## Begin

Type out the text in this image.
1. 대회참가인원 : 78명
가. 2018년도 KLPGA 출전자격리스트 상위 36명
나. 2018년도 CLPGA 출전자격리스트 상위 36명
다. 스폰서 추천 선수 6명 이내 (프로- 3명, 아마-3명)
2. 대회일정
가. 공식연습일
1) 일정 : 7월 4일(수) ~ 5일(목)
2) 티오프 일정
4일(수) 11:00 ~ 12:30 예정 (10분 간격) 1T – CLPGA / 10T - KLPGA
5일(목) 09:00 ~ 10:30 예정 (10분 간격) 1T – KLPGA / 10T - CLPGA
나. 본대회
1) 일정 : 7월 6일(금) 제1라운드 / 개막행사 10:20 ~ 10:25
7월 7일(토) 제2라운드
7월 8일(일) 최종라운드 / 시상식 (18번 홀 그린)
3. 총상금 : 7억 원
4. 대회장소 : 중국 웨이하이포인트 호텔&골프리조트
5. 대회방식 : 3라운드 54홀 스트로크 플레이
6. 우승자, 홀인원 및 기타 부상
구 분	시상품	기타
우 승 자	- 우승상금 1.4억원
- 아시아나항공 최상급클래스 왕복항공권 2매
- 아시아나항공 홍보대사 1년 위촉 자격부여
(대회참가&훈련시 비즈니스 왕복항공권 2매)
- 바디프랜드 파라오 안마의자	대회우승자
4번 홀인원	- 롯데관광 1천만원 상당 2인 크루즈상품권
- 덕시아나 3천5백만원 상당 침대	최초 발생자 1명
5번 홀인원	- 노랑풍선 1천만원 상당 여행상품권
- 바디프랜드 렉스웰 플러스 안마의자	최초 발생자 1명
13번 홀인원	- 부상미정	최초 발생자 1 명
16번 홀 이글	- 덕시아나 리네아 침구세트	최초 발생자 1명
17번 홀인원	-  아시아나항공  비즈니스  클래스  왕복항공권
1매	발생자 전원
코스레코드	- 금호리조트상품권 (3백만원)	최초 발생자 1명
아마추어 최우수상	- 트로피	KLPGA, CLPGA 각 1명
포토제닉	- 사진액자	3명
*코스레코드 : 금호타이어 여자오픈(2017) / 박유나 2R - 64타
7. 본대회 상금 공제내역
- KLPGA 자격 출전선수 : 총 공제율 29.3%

## End
## Begin

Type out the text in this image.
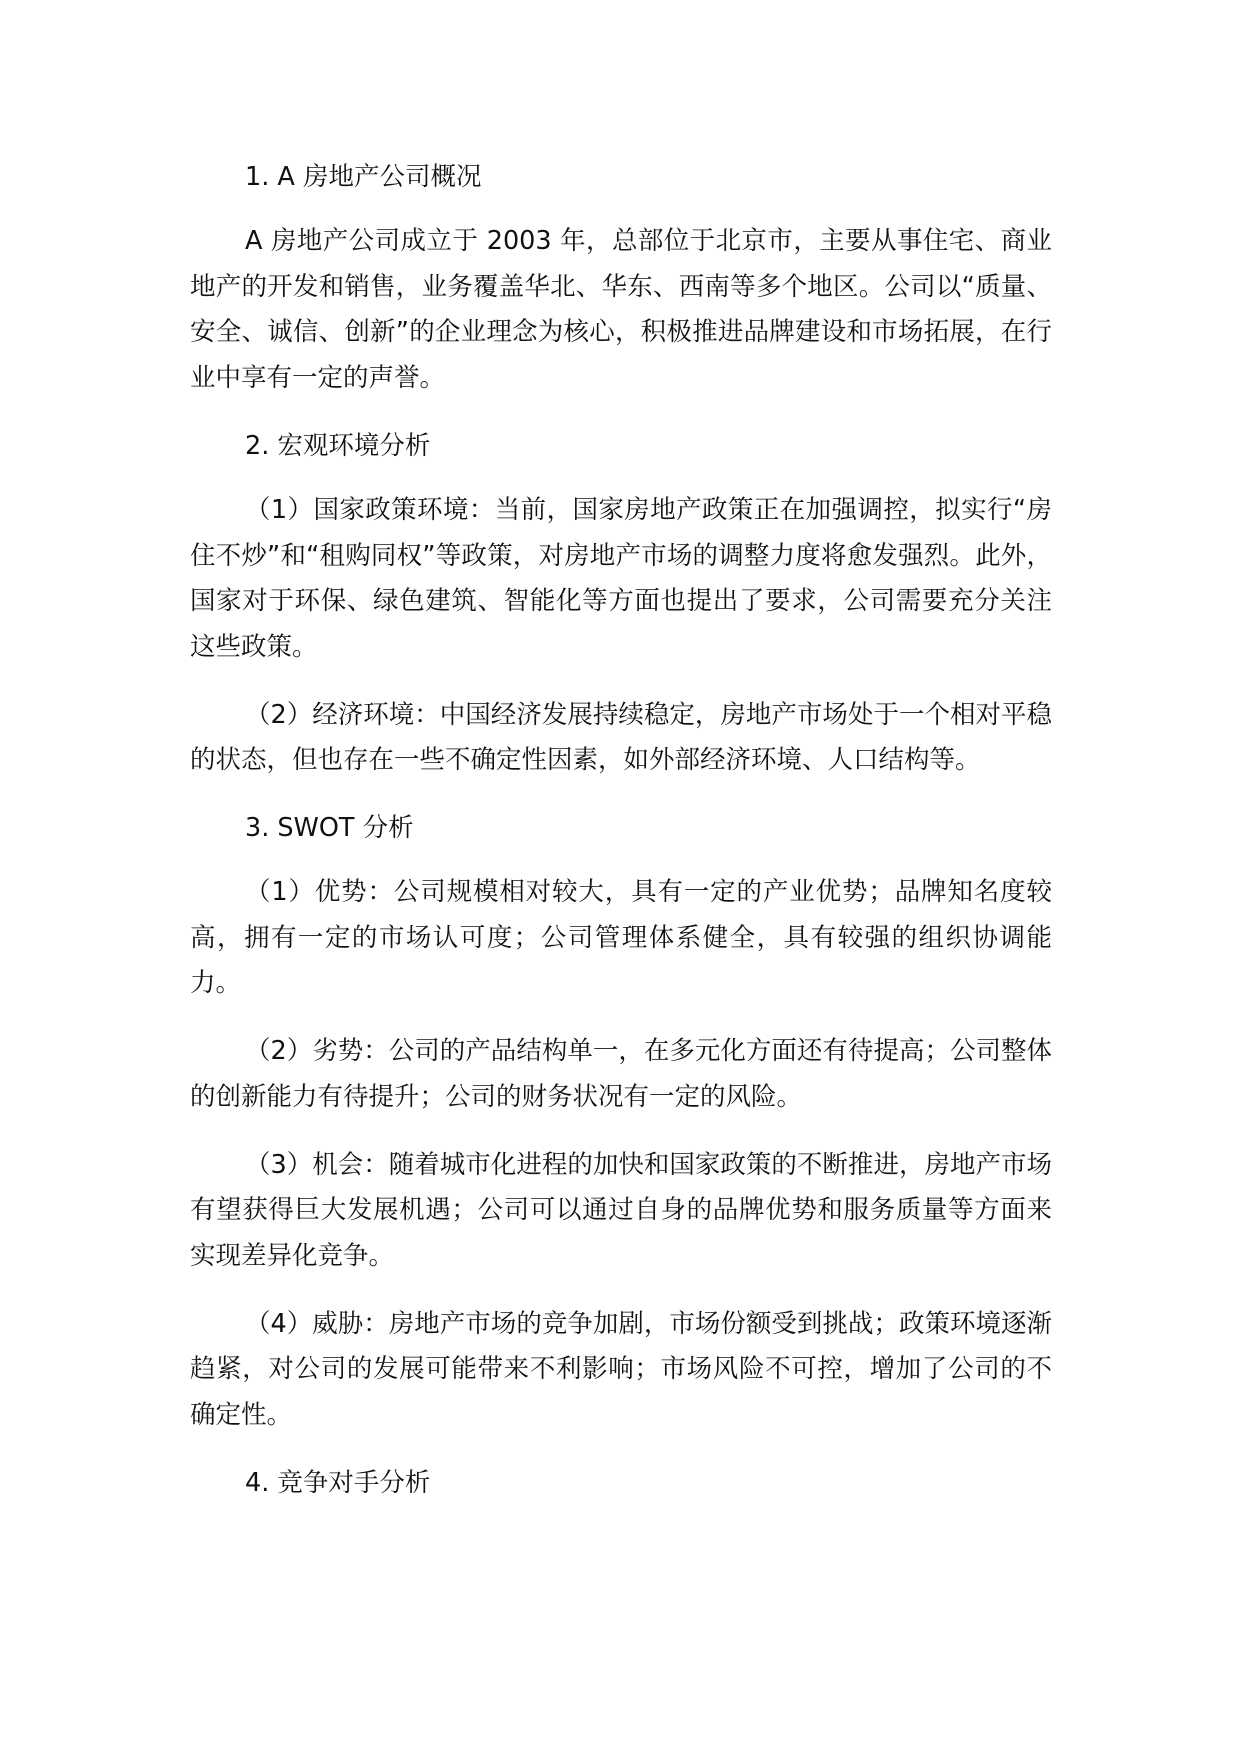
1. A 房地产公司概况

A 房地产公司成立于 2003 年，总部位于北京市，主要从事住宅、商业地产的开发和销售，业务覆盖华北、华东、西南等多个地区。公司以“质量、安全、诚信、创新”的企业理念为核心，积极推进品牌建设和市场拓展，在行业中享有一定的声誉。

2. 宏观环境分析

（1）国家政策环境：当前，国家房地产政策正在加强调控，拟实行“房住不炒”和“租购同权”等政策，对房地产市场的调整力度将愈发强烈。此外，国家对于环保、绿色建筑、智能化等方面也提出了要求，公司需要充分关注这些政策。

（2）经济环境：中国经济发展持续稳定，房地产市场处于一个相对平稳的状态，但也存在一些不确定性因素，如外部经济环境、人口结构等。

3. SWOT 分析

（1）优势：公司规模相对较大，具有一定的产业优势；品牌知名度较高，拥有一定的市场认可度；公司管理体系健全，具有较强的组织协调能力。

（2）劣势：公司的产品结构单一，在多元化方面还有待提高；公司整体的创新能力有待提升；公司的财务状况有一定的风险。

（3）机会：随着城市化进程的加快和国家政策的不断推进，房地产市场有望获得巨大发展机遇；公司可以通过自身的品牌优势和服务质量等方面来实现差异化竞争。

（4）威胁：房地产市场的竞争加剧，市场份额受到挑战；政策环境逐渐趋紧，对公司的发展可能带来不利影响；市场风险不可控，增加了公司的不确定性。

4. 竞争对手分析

## End

Instruction » Read the data above and count the lines that include "바디프랜드". Answer only with the count.

Correct response » 2